Dataset entries on figures
Segment Open

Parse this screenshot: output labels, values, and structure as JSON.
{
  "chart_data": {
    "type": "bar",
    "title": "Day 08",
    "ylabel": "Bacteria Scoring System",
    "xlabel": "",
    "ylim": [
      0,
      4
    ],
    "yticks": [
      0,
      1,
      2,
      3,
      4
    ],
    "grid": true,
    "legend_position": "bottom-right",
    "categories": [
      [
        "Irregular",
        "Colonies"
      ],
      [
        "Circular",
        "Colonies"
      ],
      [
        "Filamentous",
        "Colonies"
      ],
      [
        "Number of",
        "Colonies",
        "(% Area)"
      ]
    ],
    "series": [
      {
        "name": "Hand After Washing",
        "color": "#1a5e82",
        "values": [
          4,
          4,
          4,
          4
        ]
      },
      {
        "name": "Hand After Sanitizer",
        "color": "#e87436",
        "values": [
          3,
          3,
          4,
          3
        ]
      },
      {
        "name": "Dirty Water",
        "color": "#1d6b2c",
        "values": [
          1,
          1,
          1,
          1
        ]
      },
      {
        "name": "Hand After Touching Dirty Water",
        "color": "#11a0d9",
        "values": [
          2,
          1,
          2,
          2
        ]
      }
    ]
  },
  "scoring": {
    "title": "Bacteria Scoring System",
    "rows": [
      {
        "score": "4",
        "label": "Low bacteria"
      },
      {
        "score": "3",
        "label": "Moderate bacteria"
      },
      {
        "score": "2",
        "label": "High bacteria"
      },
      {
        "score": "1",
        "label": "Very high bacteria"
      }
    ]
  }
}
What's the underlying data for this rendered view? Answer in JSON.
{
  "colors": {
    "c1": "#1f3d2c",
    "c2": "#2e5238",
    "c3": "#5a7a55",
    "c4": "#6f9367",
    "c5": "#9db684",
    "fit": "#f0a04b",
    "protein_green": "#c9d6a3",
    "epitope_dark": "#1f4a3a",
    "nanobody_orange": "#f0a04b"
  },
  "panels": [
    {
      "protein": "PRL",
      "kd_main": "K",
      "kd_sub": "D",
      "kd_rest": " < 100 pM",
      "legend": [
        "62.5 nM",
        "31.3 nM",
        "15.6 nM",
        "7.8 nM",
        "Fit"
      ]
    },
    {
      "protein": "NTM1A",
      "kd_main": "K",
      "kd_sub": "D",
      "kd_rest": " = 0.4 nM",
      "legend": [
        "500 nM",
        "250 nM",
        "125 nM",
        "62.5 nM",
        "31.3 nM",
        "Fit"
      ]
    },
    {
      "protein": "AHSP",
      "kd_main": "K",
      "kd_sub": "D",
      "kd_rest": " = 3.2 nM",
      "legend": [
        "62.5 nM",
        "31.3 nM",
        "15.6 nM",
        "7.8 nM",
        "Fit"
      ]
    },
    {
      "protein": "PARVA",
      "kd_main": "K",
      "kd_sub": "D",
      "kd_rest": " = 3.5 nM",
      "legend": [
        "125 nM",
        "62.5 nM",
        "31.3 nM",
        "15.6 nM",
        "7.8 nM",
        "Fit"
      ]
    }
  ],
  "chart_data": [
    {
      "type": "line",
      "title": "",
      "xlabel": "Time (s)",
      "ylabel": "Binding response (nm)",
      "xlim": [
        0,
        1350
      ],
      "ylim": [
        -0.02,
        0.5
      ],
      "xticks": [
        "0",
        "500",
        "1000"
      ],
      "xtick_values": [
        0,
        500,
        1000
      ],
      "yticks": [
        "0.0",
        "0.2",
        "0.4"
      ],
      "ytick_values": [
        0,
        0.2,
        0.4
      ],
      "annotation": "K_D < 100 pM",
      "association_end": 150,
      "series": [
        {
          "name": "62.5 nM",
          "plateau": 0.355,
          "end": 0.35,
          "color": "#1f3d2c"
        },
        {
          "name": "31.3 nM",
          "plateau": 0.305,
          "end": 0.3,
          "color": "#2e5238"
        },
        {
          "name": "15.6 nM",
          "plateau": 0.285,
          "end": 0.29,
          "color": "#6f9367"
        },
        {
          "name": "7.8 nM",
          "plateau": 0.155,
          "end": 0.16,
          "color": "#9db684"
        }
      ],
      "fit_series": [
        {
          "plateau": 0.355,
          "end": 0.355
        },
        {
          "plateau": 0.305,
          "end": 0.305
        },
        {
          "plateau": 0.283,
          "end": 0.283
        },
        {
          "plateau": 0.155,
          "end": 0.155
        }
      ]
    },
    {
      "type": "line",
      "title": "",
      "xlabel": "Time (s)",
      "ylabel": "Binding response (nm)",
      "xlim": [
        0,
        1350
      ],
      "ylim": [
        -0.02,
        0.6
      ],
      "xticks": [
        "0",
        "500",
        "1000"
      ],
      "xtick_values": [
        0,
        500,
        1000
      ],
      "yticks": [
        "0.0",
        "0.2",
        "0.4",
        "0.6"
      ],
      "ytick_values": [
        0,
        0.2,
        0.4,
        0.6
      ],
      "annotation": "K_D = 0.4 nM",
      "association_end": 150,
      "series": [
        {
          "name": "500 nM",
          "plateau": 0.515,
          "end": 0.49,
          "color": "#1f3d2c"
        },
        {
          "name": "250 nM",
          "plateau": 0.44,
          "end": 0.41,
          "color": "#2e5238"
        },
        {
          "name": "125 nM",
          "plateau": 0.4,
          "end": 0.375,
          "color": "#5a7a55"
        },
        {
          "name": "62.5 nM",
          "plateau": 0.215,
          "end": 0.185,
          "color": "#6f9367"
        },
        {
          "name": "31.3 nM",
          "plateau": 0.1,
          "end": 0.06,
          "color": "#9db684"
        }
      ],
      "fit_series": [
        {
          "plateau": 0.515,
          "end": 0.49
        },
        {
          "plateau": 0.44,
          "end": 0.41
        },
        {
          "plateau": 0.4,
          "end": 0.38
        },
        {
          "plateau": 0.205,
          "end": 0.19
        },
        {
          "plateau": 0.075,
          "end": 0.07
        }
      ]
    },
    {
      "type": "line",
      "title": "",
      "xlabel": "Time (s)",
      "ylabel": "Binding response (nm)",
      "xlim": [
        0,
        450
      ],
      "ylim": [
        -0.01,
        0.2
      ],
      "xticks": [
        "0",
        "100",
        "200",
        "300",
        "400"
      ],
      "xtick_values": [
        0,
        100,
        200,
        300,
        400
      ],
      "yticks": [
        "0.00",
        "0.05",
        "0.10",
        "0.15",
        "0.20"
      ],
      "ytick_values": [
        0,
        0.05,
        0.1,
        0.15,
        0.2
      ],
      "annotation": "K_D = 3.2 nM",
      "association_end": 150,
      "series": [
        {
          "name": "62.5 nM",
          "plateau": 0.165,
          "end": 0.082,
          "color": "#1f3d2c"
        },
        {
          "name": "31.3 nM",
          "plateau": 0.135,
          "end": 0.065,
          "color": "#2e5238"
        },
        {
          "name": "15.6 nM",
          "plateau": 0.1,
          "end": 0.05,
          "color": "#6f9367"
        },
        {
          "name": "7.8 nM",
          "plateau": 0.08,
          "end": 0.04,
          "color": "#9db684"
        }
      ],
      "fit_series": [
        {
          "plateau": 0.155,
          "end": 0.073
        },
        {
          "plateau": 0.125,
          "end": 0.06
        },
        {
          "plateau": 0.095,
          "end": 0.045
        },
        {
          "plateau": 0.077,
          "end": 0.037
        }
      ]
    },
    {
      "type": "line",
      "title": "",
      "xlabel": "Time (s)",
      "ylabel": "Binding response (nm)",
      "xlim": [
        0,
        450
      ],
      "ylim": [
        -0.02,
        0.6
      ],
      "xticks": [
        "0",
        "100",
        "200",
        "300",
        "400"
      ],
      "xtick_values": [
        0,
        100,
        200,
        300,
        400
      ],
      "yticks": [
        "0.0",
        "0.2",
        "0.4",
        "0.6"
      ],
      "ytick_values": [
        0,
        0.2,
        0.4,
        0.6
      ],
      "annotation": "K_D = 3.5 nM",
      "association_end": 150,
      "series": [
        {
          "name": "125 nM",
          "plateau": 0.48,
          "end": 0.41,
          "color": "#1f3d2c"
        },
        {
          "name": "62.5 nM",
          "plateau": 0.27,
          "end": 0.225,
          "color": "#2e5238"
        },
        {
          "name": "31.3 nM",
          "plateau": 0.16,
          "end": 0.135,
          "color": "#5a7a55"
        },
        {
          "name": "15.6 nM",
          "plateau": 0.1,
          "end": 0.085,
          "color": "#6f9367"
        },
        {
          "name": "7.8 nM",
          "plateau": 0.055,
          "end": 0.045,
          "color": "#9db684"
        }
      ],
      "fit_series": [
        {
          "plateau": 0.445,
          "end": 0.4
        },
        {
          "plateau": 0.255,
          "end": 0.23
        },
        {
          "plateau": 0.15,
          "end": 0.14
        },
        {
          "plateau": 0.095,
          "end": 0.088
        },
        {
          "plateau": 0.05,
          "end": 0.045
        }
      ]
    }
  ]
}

Segment Closed

* EXERCISE GOAL *
Could you state how many lines of the data include the word "this"? Only the number is needed.

* TASK RESPONSE *
2